## [WHAT THE TASK ASKS]
Reproduce every entry that follows word for word, but omit the images.

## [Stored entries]
[BEGIN]

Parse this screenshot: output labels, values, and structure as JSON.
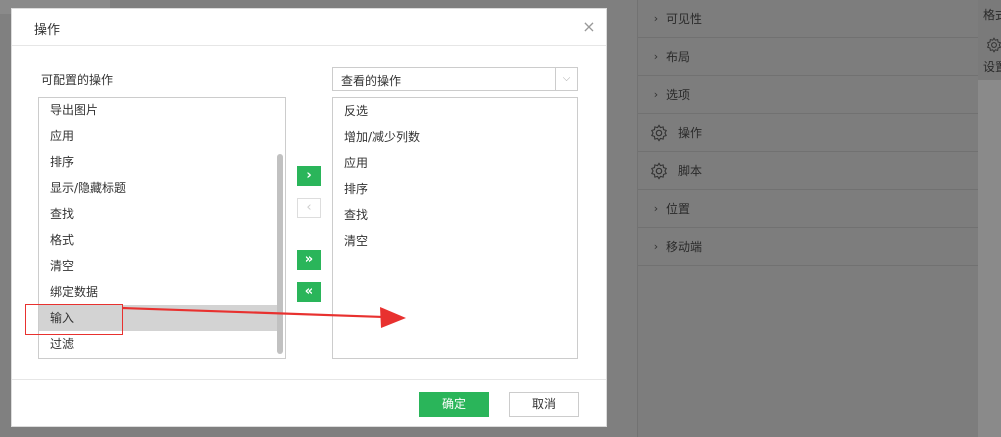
{
  "background": {
    "right_panel": {
      "rows": [
        {
          "label": "可见性",
          "icon": "chevron-right-icon"
        },
        {
          "label": "布局",
          "icon": "chevron-right-icon"
        },
        {
          "label": "选项",
          "icon": "chevron-right-icon"
        },
        {
          "label": "操作",
          "icon": "gear-icon"
        },
        {
          "label": "脚本",
          "icon": "gear-icon"
        },
        {
          "label": "位置",
          "icon": "chevron-right-icon"
        },
        {
          "label": "移动端",
          "icon": "chevron-right-icon"
        }
      ]
    },
    "far_right": {
      "label_top": "格式",
      "label_settings": "设置"
    }
  },
  "dialog": {
    "title": "操作",
    "close_icon": "×",
    "configurable_label": "可配置的操作",
    "view_select": {
      "selected": "查看的操作",
      "arrow": "⌵"
    },
    "available_items": [
      {
        "label": "导出图片"
      },
      {
        "label": "应用"
      },
      {
        "label": "排序"
      },
      {
        "label": "显示/隐藏标题"
      },
      {
        "label": "查找"
      },
      {
        "label": "格式"
      },
      {
        "label": "清空"
      },
      {
        "label": "绑定数据"
      },
      {
        "label": "输入",
        "selected": true
      },
      {
        "label": "过滤"
      }
    ],
    "selected_items": [
      {
        "label": "反选"
      },
      {
        "label": "增加/减少列数"
      },
      {
        "label": "应用"
      },
      {
        "label": "排序"
      },
      {
        "label": "查找"
      },
      {
        "label": "清空"
      }
    ],
    "transfer_buttons": {
      "add_one": "›",
      "remove_one": "‹",
      "add_all": "»",
      "remove_all": "«"
    },
    "ok_label": "确定",
    "cancel_label": "取消"
  },
  "colors": {
    "accent_green": "#2ab55a",
    "annotation_red": "#e8312f",
    "selected_row": "#d3d3d3"
  }
}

[END]

## [RESPONSE]
Parse this screenshot: output labels, values, and structure as JSON.
{
  "background": {
    "right_panel": {
      "rows": [
        {
          "label": "可见性",
          "icon": "chevron-right-icon"
        },
        {
          "label": "布局",
          "icon": "chevron-right-icon"
        },
        {
          "label": "选项",
          "icon": "chevron-right-icon"
        },
        {
          "label": "操作",
          "icon": "gear-icon"
        },
        {
          "label": "脚本",
          "icon": "gear-icon"
        },
        {
          "label": "位置",
          "icon": "chevron-right-icon"
        },
        {
          "label": "移动端",
          "icon": "chevron-right-icon"
        }
      ]
    },
    "far_right": {
      "label_top": "格式",
      "label_settings": "设置"
    }
  },
  "dialog": {
    "title": "操作",
    "close_icon": "×",
    "configurable_label": "可配置的操作",
    "view_select": {
      "selected": "查看的操作",
      "arrow": "⌵"
    },
    "available_items": [
      {
        "label": "导出图片"
      },
      {
        "label": "应用"
      },
      {
        "label": "排序"
      },
      {
        "label": "显示/隐藏标题"
      },
      {
        "label": "查找"
      },
      {
        "label": "格式"
      },
      {
        "label": "清空"
      },
      {
        "label": "绑定数据"
      },
      {
        "label": "输入",
        "selected": true
      },
      {
        "label": "过滤"
      }
    ],
    "selected_items": [
      {
        "label": "反选"
      },
      {
        "label": "增加/减少列数"
      },
      {
        "label": "应用"
      },
      {
        "label": "排序"
      },
      {
        "label": "查找"
      },
      {
        "label": "清空"
      }
    ],
    "transfer_buttons": {
      "add_one": "›",
      "remove_one": "‹",
      "add_all": "»",
      "remove_all": "«"
    },
    "ok_label": "确定",
    "cancel_label": "取消"
  },
  "colors": {
    "accent_green": "#2ab55a",
    "annotation_red": "#e8312f",
    "selected_row": "#d3d3d3"
  }
}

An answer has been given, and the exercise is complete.